* [PROBLEM DESCRIPTION]:
Drop the pictures from the entries below, then reproduce the rest exactly.
——————
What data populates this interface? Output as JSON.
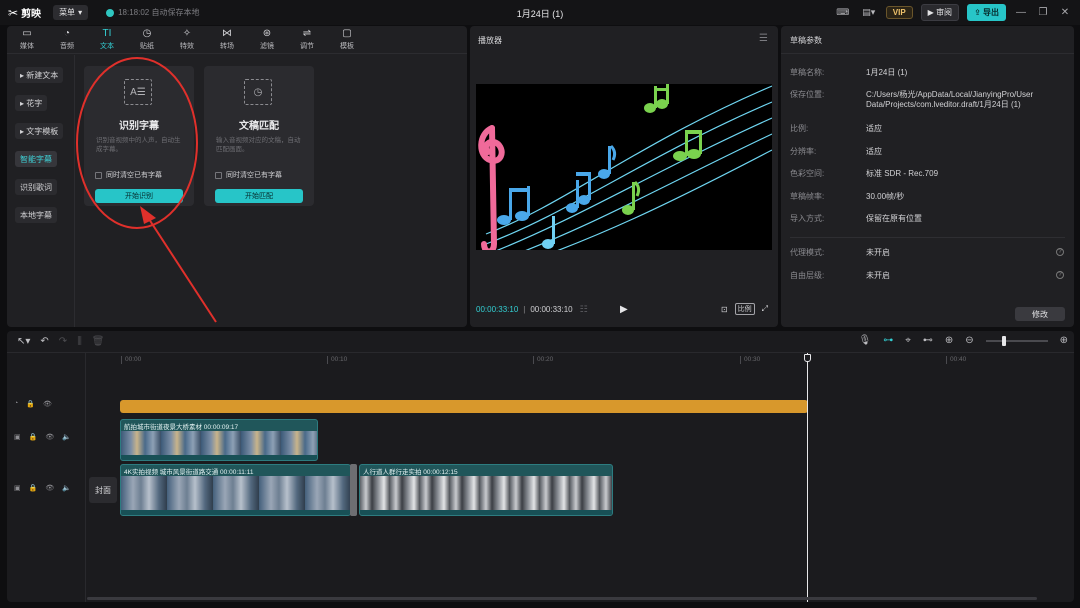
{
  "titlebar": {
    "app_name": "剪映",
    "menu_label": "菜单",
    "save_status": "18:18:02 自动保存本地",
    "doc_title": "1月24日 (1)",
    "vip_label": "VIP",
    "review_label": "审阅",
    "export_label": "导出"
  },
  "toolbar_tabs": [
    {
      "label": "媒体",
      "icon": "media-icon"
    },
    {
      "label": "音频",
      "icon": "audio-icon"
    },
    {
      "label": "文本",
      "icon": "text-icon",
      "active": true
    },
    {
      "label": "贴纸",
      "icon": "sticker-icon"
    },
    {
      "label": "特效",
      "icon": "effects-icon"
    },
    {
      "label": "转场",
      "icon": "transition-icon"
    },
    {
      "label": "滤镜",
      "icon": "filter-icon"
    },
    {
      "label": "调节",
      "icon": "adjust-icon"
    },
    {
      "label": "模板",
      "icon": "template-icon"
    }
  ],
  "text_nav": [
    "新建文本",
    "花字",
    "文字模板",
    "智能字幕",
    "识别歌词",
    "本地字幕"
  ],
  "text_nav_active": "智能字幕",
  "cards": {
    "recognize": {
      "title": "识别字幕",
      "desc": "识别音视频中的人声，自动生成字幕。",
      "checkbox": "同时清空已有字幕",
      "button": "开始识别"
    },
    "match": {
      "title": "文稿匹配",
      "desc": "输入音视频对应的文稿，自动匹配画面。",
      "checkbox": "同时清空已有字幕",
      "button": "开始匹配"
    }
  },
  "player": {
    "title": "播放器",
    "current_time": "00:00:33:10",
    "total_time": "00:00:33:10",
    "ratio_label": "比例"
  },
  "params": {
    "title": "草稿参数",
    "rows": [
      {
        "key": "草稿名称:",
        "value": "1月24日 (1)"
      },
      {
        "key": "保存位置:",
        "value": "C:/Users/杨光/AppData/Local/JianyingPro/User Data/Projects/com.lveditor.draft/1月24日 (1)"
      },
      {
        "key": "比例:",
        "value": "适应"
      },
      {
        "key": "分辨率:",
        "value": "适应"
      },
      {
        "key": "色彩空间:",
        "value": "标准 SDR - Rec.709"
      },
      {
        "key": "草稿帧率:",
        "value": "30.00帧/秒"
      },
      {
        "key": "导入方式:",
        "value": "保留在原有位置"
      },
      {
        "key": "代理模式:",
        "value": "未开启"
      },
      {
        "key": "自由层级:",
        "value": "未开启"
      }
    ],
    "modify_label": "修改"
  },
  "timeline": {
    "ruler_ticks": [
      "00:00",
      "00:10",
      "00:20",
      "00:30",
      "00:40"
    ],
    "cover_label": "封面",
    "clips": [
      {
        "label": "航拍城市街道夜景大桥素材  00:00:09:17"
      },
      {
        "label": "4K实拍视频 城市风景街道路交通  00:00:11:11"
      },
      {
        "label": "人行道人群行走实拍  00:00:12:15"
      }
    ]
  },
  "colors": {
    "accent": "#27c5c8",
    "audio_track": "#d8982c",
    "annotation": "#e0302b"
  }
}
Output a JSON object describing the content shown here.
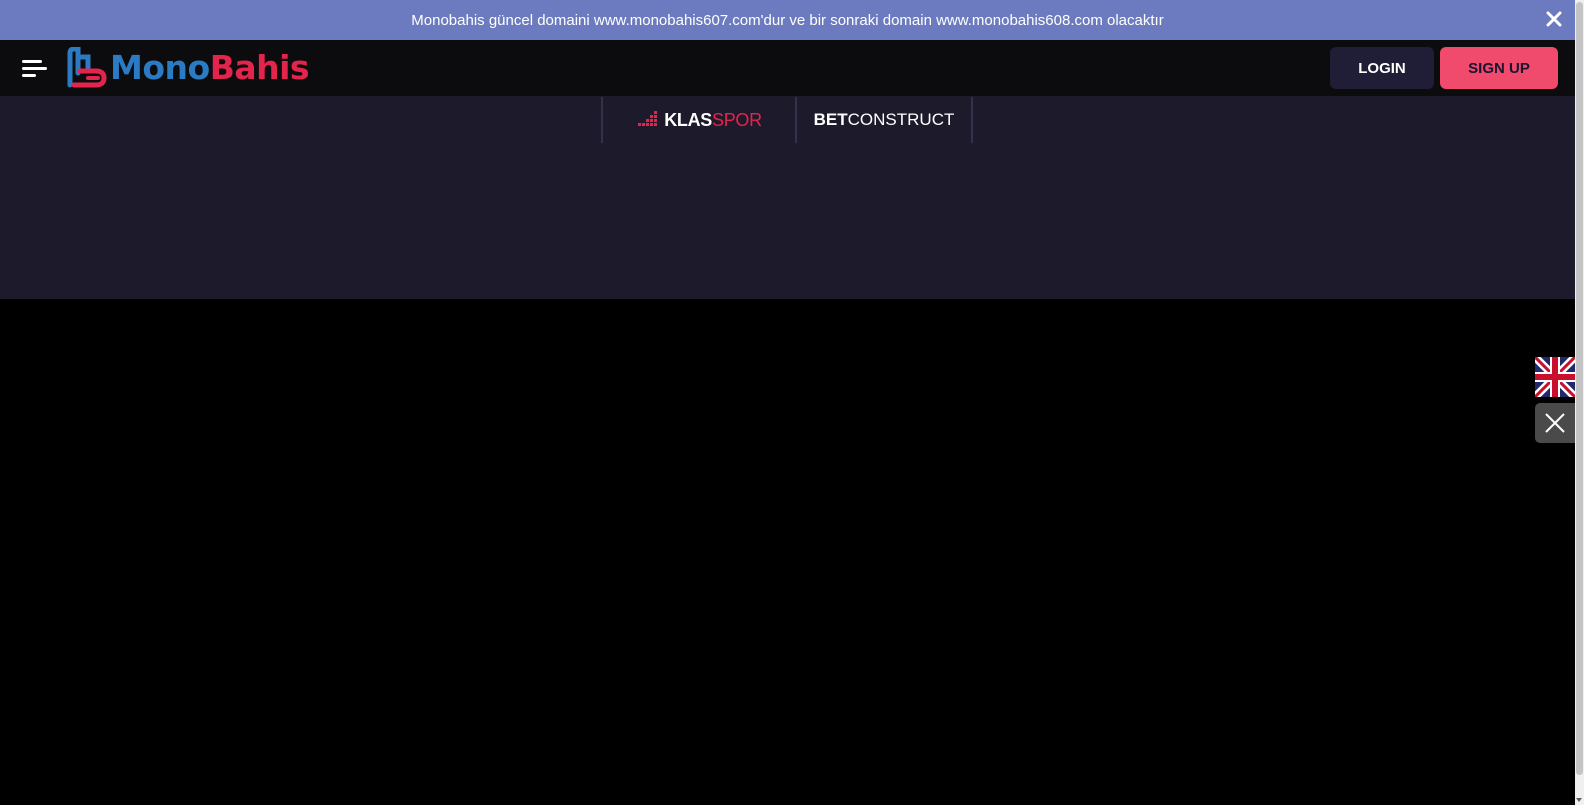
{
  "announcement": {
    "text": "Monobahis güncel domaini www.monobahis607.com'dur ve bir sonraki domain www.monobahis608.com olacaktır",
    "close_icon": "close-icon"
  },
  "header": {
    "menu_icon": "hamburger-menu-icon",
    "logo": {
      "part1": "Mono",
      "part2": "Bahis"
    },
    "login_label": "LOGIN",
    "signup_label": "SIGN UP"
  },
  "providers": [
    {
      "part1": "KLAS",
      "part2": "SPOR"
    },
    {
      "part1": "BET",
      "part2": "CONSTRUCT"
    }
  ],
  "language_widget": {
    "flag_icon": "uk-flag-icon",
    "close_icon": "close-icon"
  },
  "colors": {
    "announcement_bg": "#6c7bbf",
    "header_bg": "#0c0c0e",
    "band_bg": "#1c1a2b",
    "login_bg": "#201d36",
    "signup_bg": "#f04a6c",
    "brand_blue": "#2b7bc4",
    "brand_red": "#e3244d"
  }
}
——————
* [RESPONSE BELOW]:
What data populates this interface? Output as JSON.
{
  "titlebar": {
    "app_name": "剪映",
    "menu_label": "菜单",
    "save_status": "18:18:02 自动保存本地",
    "doc_title": "1月24日 (1)",
    "vip_label": "VIP",
    "review_label": "审阅",
    "export_label": "导出"
  },
  "toolbar_tabs": [
    {
      "label": "媒体",
      "icon": "media-icon"
    },
    {
      "label": "音频",
      "icon": "audio-icon"
    },
    {
      "label": "文本",
      "icon": "text-icon",
      "active": true
    },
    {
      "label": "贴纸",
      "icon": "sticker-icon"
    },
    {
      "label": "特效",
      "icon": "effects-icon"
    },
    {
      "label": "转场",
      "icon": "transition-icon"
    },
    {
      "label": "滤镜",
      "icon": "filter-icon"
    },
    {
      "label": "调节",
      "icon": "adjust-icon"
    },
    {
      "label": "模板",
      "icon": "template-icon"
    }
  ],
  "text_nav": [
    "新建文本",
    "花字",
    "文字模板",
    "智能字幕",
    "识别歌词",
    "本地字幕"
  ],
  "text_nav_active": "智能字幕",
  "cards": {
    "recognize": {
      "title": "识别字幕",
      "desc": "识别音视频中的人声，自动生成字幕。",
      "checkbox": "同时清空已有字幕",
      "button": "开始识别"
    },
    "match": {
      "title": "文稿匹配",
      "desc": "输入音视频对应的文稿，自动匹配画面。",
      "checkbox": "同时清空已有字幕",
      "button": "开始匹配"
    }
  },
  "player": {
    "title": "播放器",
    "current_time": "00:00:33:10",
    "total_time": "00:00:33:10",
    "ratio_label": "比例"
  },
  "params": {
    "title": "草稿参数",
    "rows": [
      {
        "key": "草稿名称:",
        "value": "1月24日 (1)"
      },
      {
        "key": "保存位置:",
        "value": "C:/Users/杨光/AppData/Local/JianyingPro/User Data/Projects/com.lveditor.draft/1月24日 (1)"
      },
      {
        "key": "比例:",
        "value": "适应"
      },
      {
        "key": "分辨率:",
        "value": "适应"
      },
      {
        "key": "色彩空间:",
        "value": "标准 SDR - Rec.709"
      },
      {
        "key": "草稿帧率:",
        "value": "30.00帧/秒"
      },
      {
        "key": "导入方式:",
        "value": "保留在原有位置"
      },
      {
        "key": "代理模式:",
        "value": "未开启"
      },
      {
        "key": "自由层级:",
        "value": "未开启"
      }
    ],
    "modify_label": "修改"
  },
  "timeline": {
    "ruler_ticks": [
      "00:00",
      "00:10",
      "00:20",
      "00:30",
      "00:40"
    ],
    "cover_label": "封面",
    "clips": [
      {
        "label": "航拍城市街道夜景大桥素材  00:00:09:17"
      },
      {
        "label": "4K实拍视频 城市风景街道路交通  00:00:11:11"
      },
      {
        "label": "人行道人群行走实拍  00:00:12:15"
      }
    ]
  },
  "colors": {
    "accent": "#27c5c8",
    "audio_track": "#d8982c",
    "annotation": "#e0302b"
  }
}
Output a JSON object describing the content shown here.
{
  "announcement": {
    "text": "Monobahis güncel domaini www.monobahis607.com'dur ve bir sonraki domain www.monobahis608.com olacaktır",
    "close_icon": "close-icon"
  },
  "header": {
    "menu_icon": "hamburger-menu-icon",
    "logo": {
      "part1": "Mono",
      "part2": "Bahis"
    },
    "login_label": "LOGIN",
    "signup_label": "SIGN UP"
  },
  "providers": [
    {
      "part1": "KLAS",
      "part2": "SPOR"
    },
    {
      "part1": "BET",
      "part2": "CONSTRUCT"
    }
  ],
  "language_widget": {
    "flag_icon": "uk-flag-icon",
    "close_icon": "close-icon"
  },
  "colors": {
    "announcement_bg": "#6c7bbf",
    "header_bg": "#0c0c0e",
    "band_bg": "#1c1a2b",
    "login_bg": "#201d36",
    "signup_bg": "#f04a6c",
    "brand_blue": "#2b7bc4",
    "brand_red": "#e3244d"
  }
}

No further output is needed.